_PROBLEM REQUIREMENTS:_ Extract, from the records beneath this instruction, each line that contains the word "false".

_Records that describe figures:_
=-=-=-=-=

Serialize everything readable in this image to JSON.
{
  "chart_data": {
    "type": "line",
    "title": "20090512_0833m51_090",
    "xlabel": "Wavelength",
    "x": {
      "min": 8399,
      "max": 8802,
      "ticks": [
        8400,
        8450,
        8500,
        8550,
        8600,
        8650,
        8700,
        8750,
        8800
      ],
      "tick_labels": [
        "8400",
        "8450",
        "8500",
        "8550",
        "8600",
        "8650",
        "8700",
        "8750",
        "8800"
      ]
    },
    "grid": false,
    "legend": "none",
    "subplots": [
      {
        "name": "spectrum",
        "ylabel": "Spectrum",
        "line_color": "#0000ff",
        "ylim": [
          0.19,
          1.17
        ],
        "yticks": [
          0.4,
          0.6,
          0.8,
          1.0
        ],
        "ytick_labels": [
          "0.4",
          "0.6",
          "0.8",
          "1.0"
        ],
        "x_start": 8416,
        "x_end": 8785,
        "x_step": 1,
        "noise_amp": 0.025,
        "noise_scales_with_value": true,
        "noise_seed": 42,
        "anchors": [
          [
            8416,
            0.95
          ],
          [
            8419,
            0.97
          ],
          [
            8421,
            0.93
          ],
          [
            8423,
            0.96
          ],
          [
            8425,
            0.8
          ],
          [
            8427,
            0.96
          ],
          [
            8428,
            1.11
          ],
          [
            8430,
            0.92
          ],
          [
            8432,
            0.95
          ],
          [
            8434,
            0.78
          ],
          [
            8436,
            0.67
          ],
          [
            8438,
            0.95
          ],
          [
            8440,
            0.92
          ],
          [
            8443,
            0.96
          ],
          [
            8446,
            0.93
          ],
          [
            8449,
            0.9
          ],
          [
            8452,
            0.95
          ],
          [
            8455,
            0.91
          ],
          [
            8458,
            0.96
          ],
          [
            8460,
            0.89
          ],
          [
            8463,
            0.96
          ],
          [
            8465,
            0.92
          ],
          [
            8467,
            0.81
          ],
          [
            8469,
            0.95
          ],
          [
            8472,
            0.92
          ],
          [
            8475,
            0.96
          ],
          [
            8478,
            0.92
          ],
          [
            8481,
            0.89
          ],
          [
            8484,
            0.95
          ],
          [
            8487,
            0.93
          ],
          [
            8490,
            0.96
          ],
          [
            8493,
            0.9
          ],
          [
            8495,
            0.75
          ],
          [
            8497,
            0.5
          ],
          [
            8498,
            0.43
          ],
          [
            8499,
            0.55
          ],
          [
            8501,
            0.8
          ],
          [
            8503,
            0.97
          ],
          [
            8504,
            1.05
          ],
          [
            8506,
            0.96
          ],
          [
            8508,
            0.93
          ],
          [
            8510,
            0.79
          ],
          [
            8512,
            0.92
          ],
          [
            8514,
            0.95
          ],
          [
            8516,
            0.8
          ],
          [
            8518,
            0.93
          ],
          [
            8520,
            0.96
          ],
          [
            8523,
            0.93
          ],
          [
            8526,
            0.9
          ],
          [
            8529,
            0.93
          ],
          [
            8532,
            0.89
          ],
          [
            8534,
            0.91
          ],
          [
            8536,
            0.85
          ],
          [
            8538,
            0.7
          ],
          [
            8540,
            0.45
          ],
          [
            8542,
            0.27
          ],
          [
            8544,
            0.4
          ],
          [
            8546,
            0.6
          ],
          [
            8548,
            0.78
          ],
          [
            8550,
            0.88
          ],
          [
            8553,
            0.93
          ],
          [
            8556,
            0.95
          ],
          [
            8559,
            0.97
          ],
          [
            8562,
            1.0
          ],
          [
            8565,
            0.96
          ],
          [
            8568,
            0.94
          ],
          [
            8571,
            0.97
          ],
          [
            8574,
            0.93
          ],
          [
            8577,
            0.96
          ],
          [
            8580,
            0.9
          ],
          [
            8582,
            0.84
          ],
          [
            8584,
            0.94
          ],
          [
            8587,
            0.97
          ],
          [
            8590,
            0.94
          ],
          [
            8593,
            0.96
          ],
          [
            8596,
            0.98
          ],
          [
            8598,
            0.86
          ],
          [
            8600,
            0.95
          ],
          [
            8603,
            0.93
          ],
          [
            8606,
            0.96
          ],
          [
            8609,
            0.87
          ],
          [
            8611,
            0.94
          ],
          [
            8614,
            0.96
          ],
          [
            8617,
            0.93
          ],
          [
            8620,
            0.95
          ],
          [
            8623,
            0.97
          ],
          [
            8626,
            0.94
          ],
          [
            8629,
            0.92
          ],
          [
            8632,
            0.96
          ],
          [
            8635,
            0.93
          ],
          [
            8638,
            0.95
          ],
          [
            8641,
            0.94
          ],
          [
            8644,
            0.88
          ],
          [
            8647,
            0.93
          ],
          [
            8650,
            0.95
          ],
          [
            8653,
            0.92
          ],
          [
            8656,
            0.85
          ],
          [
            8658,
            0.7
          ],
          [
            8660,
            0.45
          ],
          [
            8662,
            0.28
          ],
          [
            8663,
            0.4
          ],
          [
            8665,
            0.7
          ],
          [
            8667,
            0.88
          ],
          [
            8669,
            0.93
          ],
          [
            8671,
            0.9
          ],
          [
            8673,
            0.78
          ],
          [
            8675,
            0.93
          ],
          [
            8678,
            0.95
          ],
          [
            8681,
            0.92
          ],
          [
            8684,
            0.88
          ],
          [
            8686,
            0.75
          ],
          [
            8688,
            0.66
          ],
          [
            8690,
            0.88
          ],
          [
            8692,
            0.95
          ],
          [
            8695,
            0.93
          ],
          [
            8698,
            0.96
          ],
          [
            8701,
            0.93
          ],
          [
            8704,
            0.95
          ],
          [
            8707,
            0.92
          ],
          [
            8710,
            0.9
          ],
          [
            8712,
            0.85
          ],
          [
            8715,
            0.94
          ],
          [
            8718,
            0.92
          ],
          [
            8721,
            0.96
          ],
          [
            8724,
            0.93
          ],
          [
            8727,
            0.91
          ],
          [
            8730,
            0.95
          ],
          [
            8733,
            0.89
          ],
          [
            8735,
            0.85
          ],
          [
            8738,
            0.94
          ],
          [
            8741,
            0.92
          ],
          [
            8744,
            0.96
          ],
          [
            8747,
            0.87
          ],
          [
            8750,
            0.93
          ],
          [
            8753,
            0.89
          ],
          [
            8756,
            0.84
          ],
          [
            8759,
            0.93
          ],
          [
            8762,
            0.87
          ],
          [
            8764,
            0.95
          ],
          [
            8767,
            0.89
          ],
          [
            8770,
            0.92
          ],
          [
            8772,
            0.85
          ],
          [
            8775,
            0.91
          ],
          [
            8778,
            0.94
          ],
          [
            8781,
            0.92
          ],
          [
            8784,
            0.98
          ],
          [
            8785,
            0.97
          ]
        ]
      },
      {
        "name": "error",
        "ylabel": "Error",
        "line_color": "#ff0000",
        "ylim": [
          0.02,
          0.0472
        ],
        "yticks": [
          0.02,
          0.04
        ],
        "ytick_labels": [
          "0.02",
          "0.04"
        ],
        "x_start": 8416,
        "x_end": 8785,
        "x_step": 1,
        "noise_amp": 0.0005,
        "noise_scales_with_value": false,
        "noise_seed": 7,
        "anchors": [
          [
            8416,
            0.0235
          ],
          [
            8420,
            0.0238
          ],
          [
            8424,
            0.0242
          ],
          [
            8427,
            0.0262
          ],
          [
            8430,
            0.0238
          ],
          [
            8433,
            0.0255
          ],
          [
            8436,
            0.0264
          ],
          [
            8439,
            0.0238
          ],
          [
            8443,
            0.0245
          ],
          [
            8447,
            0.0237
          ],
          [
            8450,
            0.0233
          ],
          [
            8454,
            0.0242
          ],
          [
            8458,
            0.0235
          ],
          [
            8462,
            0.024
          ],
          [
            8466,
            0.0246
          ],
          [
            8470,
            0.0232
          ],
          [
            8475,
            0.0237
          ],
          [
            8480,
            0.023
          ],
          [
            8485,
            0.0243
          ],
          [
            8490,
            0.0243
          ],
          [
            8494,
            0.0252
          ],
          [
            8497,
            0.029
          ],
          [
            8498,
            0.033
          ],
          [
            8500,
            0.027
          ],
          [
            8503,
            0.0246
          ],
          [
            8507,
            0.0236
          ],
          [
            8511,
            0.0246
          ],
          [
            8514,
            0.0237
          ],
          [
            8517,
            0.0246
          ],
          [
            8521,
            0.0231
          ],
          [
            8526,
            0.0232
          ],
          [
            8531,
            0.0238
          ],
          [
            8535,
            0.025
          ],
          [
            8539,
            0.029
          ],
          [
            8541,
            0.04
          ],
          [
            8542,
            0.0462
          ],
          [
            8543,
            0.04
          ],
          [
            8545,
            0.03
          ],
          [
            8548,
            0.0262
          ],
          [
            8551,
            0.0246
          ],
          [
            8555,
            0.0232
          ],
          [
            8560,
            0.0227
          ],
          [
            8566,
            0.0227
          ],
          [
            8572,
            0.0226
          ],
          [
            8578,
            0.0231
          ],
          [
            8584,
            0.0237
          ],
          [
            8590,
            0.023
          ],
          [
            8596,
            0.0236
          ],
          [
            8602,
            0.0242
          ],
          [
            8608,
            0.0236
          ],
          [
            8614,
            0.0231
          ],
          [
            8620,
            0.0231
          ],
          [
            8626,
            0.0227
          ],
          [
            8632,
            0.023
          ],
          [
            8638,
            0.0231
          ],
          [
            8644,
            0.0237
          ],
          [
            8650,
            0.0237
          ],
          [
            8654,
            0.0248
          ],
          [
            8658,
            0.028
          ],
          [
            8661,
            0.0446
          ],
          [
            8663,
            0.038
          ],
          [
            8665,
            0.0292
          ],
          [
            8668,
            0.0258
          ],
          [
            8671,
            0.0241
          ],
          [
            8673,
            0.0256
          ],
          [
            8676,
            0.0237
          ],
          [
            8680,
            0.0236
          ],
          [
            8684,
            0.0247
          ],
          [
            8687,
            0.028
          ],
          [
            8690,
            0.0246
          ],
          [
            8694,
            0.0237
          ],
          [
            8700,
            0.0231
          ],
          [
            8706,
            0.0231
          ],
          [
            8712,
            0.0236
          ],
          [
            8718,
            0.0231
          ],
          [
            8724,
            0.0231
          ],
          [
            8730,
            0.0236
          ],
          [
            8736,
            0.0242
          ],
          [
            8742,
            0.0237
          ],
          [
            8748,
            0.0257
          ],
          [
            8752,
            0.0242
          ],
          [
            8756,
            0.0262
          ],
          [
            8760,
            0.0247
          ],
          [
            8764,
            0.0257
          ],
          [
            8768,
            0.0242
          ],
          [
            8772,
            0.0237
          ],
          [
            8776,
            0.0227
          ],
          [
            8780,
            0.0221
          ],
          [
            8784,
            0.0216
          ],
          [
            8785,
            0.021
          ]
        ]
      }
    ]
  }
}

=-=-=-=-=

_RESULT FOR THIS EXERCISE:_
    "grid": false,
        "noise_scales_with_value": false,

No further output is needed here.